> **The request**:
Pull each line containing "this" out of the data and copy it.

> **Data excerpts**:
=-=-=-=-=

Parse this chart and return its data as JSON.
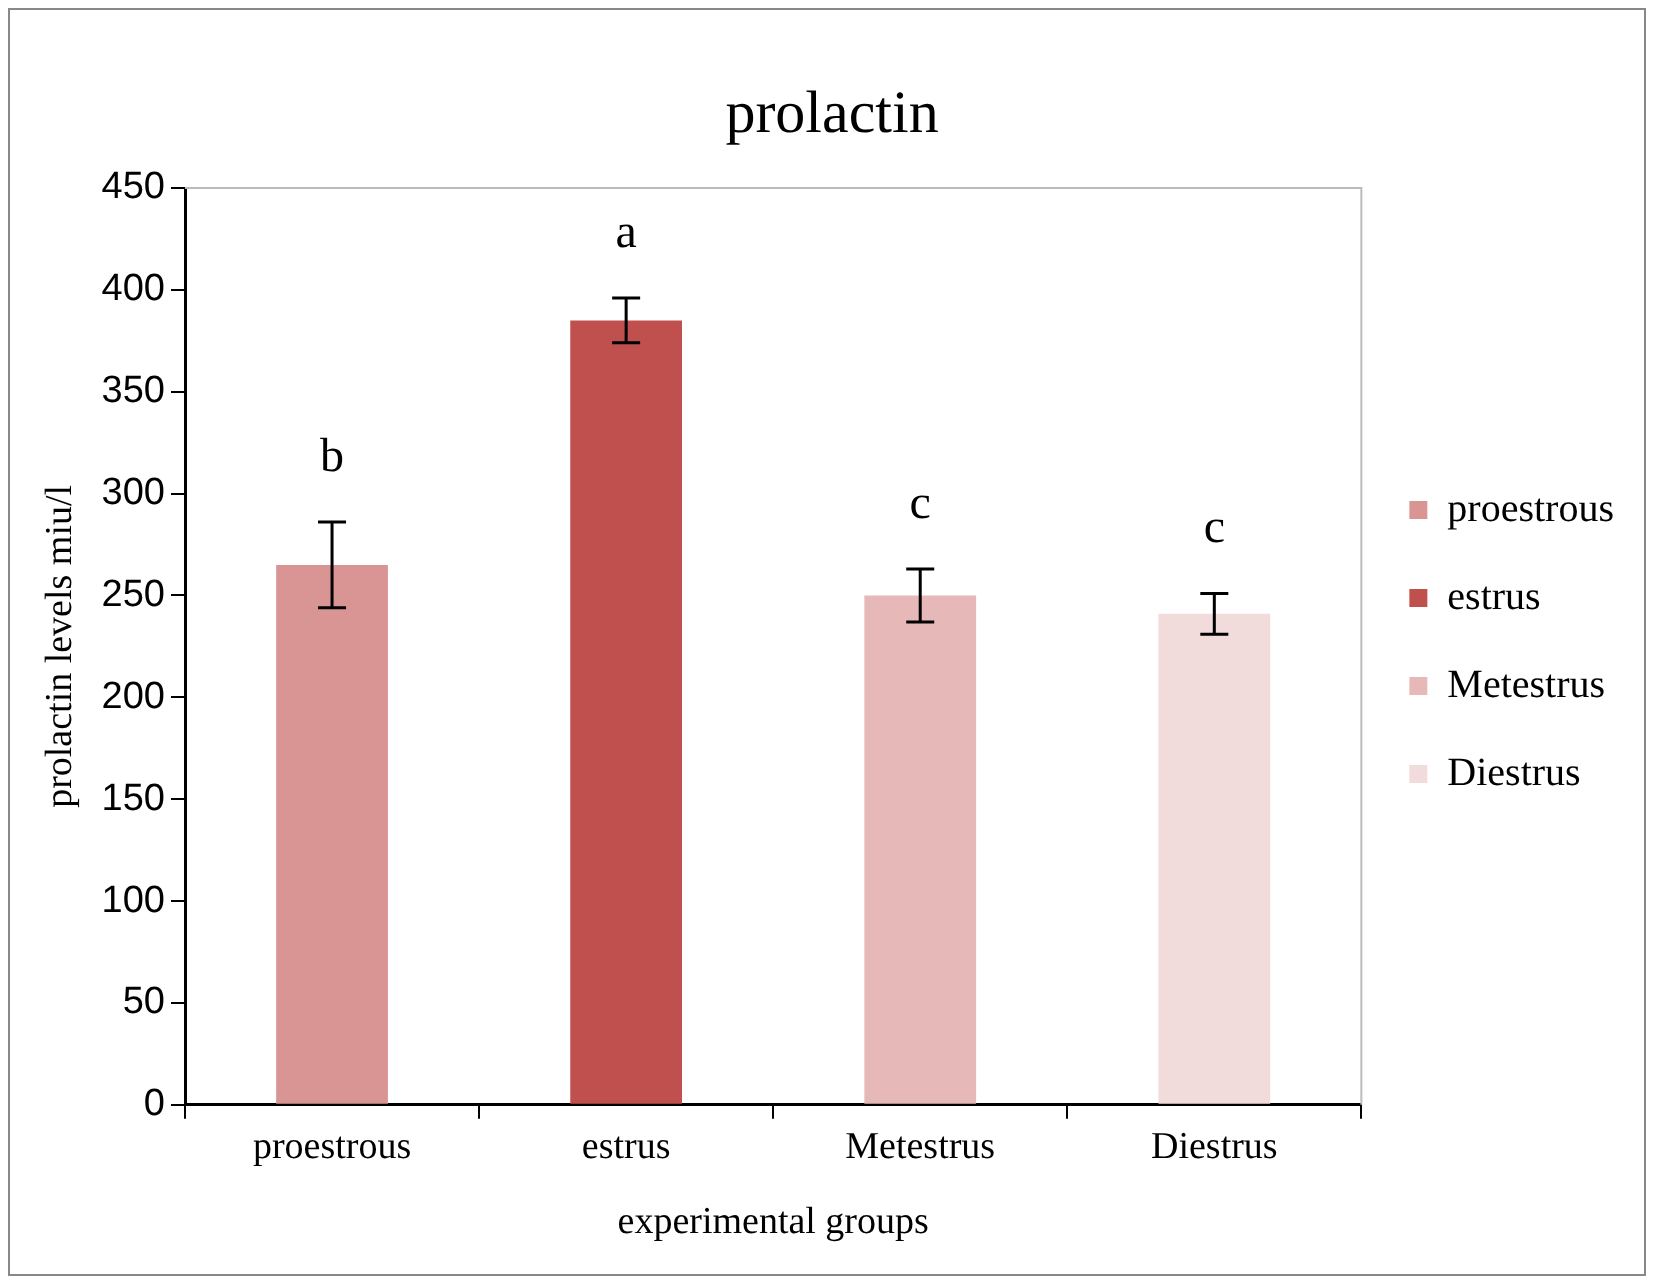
{
  "chart_data": {
    "type": "bar",
    "title": "prolactin",
    "xlabel": "experimental groups",
    "ylabel": "prolactin levels miu/l",
    "categories": [
      "proestrous",
      "estrus",
      "Metestrus",
      "Diestrus"
    ],
    "series": [
      {
        "name": "proestrous",
        "color": "#d99594",
        "values": [
          265,
          null,
          null,
          null
        ],
        "errors": [
          21,
          null,
          null,
          null
        ]
      },
      {
        "name": "estrus",
        "color": "#c0504d",
        "values": [
          null,
          385,
          null,
          null
        ],
        "errors": [
          null,
          11,
          null,
          null
        ]
      },
      {
        "name": "Metestrus",
        "color": "#e6b9b8",
        "values": [
          null,
          null,
          250,
          null
        ],
        "errors": [
          null,
          null,
          13,
          null
        ]
      },
      {
        "name": "Diestrus",
        "color": "#f2dcdb",
        "values": [
          null,
          null,
          null,
          241
        ],
        "errors": [
          null,
          null,
          null,
          10
        ]
      }
    ],
    "ylim": [
      0,
      450
    ],
    "yticks": [
      0,
      50,
      100,
      150,
      200,
      250,
      300,
      350,
      400,
      450
    ],
    "grid": false,
    "legend": "right",
    "annotations": [
      "b",
      "a",
      "c",
      "c"
    ]
  }
}
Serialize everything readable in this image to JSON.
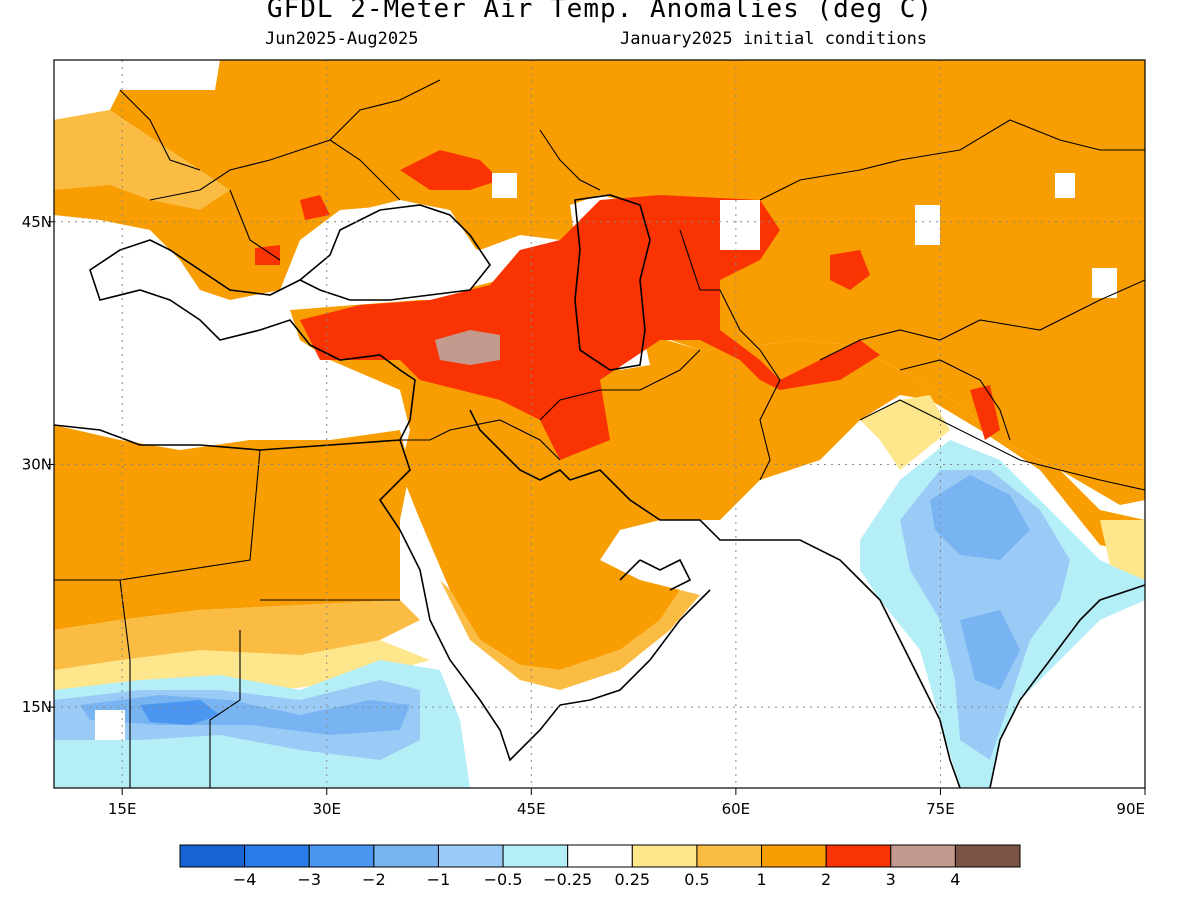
{
  "header": {
    "title": "GFDL 2-Meter Air Temp. Anomalies (deg C)",
    "period": "Jun2025-Aug2025",
    "init": "January2025 initial conditions"
  },
  "map": {
    "lon_range": [
      10,
      90
    ],
    "lat_range": [
      10,
      55
    ],
    "x_ticks": [
      {
        "lon": 15,
        "label": "15E"
      },
      {
        "lon": 30,
        "label": "30E"
      },
      {
        "lon": 45,
        "label": "45E"
      },
      {
        "lon": 60,
        "label": "60E"
      },
      {
        "lon": 75,
        "label": "75E"
      },
      {
        "lon": 90,
        "label": "90E"
      }
    ],
    "y_ticks": [
      {
        "lat": 15,
        "label": "15N"
      },
      {
        "lat": 30,
        "label": "30N"
      },
      {
        "lat": 45,
        "label": "45N"
      }
    ],
    "gridlines": true
  },
  "colorbar": {
    "colors": [
      "#1764d2",
      "#2a7ce8",
      "#4a96f0",
      "#79b4f2",
      "#9acbf6",
      "#b4eef6",
      "#ffffff",
      "#fde68b",
      "#fbbc44",
      "#f89e02",
      "#f93302",
      "#c49a8e",
      "#7b5446"
    ],
    "labels": [
      "-4",
      "-3",
      "-2",
      "-1",
      "-0.5",
      "-0.25",
      "0.25",
      "0.5",
      "1",
      "2",
      "3",
      "4"
    ]
  }
}
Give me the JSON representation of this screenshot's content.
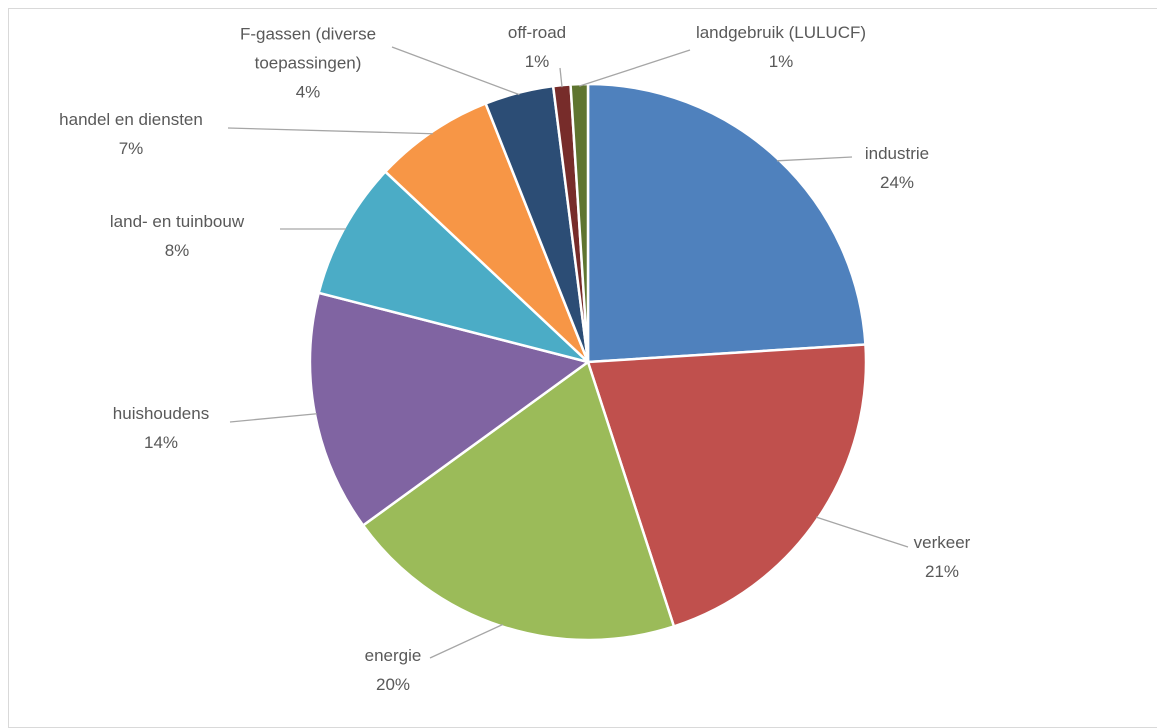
{
  "chart_data": {
    "type": "pie",
    "categories": [
      "industrie",
      "verkeer",
      "energie",
      "huishoudens",
      "land- en tuinbouw",
      "handel en diensten",
      "F-gassen (diverse toepassingen)",
      "off-road",
      "landgebruik (LULUCF)"
    ],
    "values": [
      24,
      21,
      20,
      14,
      8,
      7,
      4,
      1,
      1
    ],
    "value_labels": [
      "24%",
      "21%",
      "20%",
      "14%",
      "8%",
      "7%",
      "4%",
      "1%",
      "1%"
    ],
    "colors": [
      "#4f81bd",
      "#c0504d",
      "#9bbb59",
      "#8064a2",
      "#4bacc6",
      "#f79646",
      "#2c4d75",
      "#772c2a",
      "#5f7530"
    ]
  }
}
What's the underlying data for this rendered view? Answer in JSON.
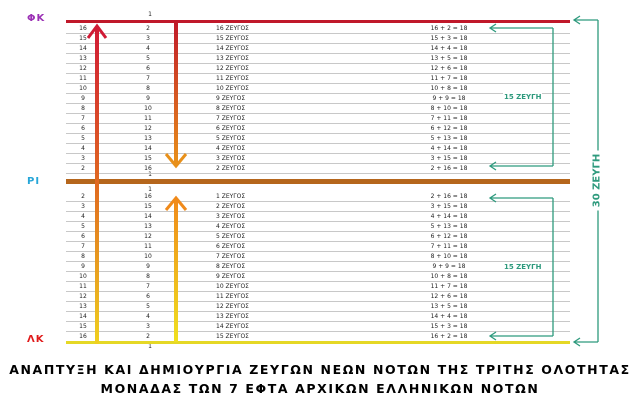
{
  "labels": {
    "top": "ΦΚ",
    "middle": "ΡΙ",
    "bottom": "ΛΚ",
    "top_marker": "1",
    "mid_marker_upper": "1",
    "mid_marker_lower": "1",
    "bottom_marker": "1"
  },
  "colors": {
    "top_line": "#c0182a",
    "middle_line": "#b5661c",
    "bottom_line": "#e5d826",
    "arrows": "#2e9a7d",
    "top_label": "#9b30b5",
    "middle_label": "#27a6d8",
    "bottom_label": "#e01b1b",
    "down_arrow_gradient": [
      "#c01a2a",
      "#e8901a"
    ],
    "up_arrow_gradient": [
      "#f08a1a",
      "#f0e020"
    ],
    "left_bar_gradient": [
      "#d01a35",
      "#e06a20",
      "#f0d020"
    ]
  },
  "brackets": {
    "upper": "15 ΖΕΥΓΗ",
    "lower": "15 ΖΕΥΓΗ",
    "total": "30 ΖΕΥΓΗ"
  },
  "upper_rows": [
    [
      "16",
      "2",
      "16 ΖΕΥΓΟΣ",
      "16 + 2 = 18"
    ],
    [
      "15",
      "3",
      "15 ΖΕΥΓΟΣ",
      "15 + 3 = 18"
    ],
    [
      "14",
      "4",
      "14 ΖΕΥΓΟΣ",
      "14 + 4 = 18"
    ],
    [
      "13",
      "5",
      "13 ΖΕΥΓΟΣ",
      "13 + 5 = 18"
    ],
    [
      "12",
      "6",
      "12 ΖΕΥΓΟΣ",
      "12 + 6 = 18"
    ],
    [
      "11",
      "7",
      "11 ΖΕΥΓΟΣ",
      "11 + 7 = 18"
    ],
    [
      "10",
      "8",
      "10 ΖΕΥΓΟΣ",
      "10 + 8 = 18"
    ],
    [
      "9",
      "9",
      "9 ΖΕΥΓΟΣ",
      "9 + 9 = 18"
    ],
    [
      "8",
      "10",
      "8 ΖΕΥΓΟΣ",
      "8 + 10 = 18"
    ],
    [
      "7",
      "11",
      "7 ΖΕΥΓΟΣ",
      "7 + 11 = 18"
    ],
    [
      "6",
      "12",
      "6 ΖΕΥΓΟΣ",
      "6 + 12 = 18"
    ],
    [
      "5",
      "13",
      "5 ΖΕΥΓΟΣ",
      "5 + 13 = 18"
    ],
    [
      "4",
      "14",
      "4 ΖΕΥΓΟΣ",
      "4 + 14 = 18"
    ],
    [
      "3",
      "15",
      "3 ΖΕΥΓΟΣ",
      "3 + 15 = 18"
    ],
    [
      "2",
      "16",
      "2 ΖΕΥΓΟΣ",
      "2 + 16 = 18"
    ]
  ],
  "lower_rows": [
    [
      "2",
      "16",
      "1 ΖΕΥΓΟΣ",
      "2 + 16 = 18"
    ],
    [
      "3",
      "15",
      "2 ΖΕΥΓΟΣ",
      "3 + 15 = 18"
    ],
    [
      "4",
      "14",
      "3 ΖΕΥΓΟΣ",
      "4 + 14 = 18"
    ],
    [
      "5",
      "13",
      "4 ΖΕΥΓΟΣ",
      "5 + 13 = 18"
    ],
    [
      "6",
      "12",
      "5 ΖΕΥΓΟΣ",
      "6 + 12 = 18"
    ],
    [
      "7",
      "11",
      "6 ΖΕΥΓΟΣ",
      "7 + 11 = 18"
    ],
    [
      "8",
      "10",
      "7 ΖΕΥΓΟΣ",
      "8 + 10 = 18"
    ],
    [
      "9",
      "9",
      "8 ΖΕΥΓΟΣ",
      "9 + 9 = 18"
    ],
    [
      "10",
      "8",
      "9 ΖΕΥΓΟΣ",
      "10 + 8 = 18"
    ],
    [
      "11",
      "7",
      "10 ΖΕΥΓΟΣ",
      "11 + 7 = 18"
    ],
    [
      "12",
      "6",
      "11 ΖΕΥΓΟΣ",
      "12 + 6 = 18"
    ],
    [
      "13",
      "5",
      "12 ΖΕΥΓΟΣ",
      "13 + 5 = 18"
    ],
    [
      "14",
      "4",
      "13 ΖΕΥΓΟΣ",
      "14 + 4 = 18"
    ],
    [
      "15",
      "3",
      "14 ΖΕΥΓΟΣ",
      "15 + 3 = 18"
    ],
    [
      "16",
      "2",
      "15 ΖΕΥΓΟΣ",
      "16 + 2 = 18"
    ]
  ],
  "caption": {
    "line1": "ΑΝΑΠΤΥΞΗ ΚΑΙ ΔΗΜΙΟΥΡΓΙΑ ΖΕΥΓΩΝ ΝΕΩΝ ΝΟΤΩΝ ΤΗΣ ΤΡΙΤΗΣ ΟΛΟΤΗΤΑΣ",
    "line2": "ΜΟΝΑΔΑΣ ΤΩΝ 7 ΕΦΤΑ ΑΡΧΙΚΩΝ ΕΛΛΗΝΙΚΩΝ ΝΟΤΩΝ"
  }
}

=-=-=-=-=

> **Written solution**:
Parse this chart and return its data as JSON.
Serialize everything readable in this image to JSON.
Give me the JSON representation of this screenshot's content.
What's the underlying data for this rendered view? Answer in JSON.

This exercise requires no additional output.